## TASK OBJECTIVE
Find the lines that hold the word "this" and return them.
----- LISTED ENTRIES
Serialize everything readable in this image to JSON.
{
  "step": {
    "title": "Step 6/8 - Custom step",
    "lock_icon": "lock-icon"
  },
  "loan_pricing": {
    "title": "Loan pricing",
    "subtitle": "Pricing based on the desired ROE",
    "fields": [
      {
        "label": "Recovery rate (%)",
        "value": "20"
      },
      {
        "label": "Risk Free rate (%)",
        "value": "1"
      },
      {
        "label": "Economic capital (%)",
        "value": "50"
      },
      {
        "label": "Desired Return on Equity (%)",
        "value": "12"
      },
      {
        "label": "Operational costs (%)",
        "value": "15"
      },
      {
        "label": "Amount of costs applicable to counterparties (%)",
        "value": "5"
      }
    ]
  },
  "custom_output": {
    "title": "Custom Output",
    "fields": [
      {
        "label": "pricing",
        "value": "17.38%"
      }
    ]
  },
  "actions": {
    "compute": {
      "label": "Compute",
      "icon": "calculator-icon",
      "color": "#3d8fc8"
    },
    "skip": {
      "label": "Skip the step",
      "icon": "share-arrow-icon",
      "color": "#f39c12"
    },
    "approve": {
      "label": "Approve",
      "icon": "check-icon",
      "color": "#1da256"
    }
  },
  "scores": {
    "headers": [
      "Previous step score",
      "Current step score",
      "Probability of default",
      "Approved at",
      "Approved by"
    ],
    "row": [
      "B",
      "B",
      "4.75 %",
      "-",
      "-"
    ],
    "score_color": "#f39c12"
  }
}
----------
----- LISTED ENTRIES
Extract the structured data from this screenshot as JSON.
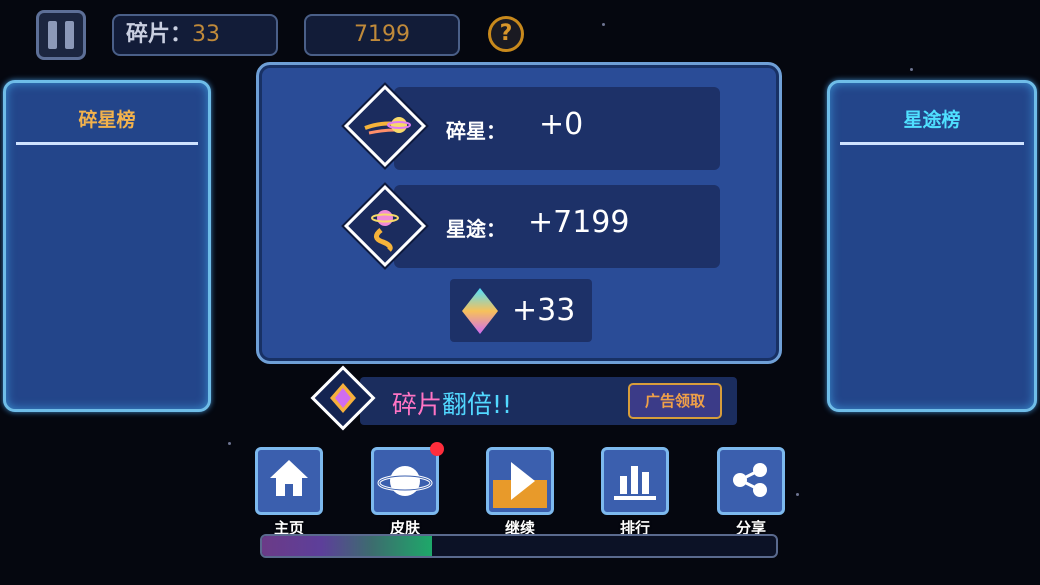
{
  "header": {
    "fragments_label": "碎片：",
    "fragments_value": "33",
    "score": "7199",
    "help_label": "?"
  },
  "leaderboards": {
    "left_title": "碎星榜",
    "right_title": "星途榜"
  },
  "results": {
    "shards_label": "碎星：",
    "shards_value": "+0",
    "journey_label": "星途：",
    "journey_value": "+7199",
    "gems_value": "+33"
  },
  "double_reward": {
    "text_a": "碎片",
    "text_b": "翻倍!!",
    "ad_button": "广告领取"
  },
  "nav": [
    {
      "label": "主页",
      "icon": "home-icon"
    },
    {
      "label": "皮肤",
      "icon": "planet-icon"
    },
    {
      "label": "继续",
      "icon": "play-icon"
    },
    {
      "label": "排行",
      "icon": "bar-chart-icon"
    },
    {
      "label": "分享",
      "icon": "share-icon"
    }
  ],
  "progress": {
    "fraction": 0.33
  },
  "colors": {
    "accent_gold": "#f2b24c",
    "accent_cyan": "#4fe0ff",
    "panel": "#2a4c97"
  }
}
----------
## FINISHED TASK
Serialize everything readable in this image to JSON.
Extract the structured data from this screenshot as JSON.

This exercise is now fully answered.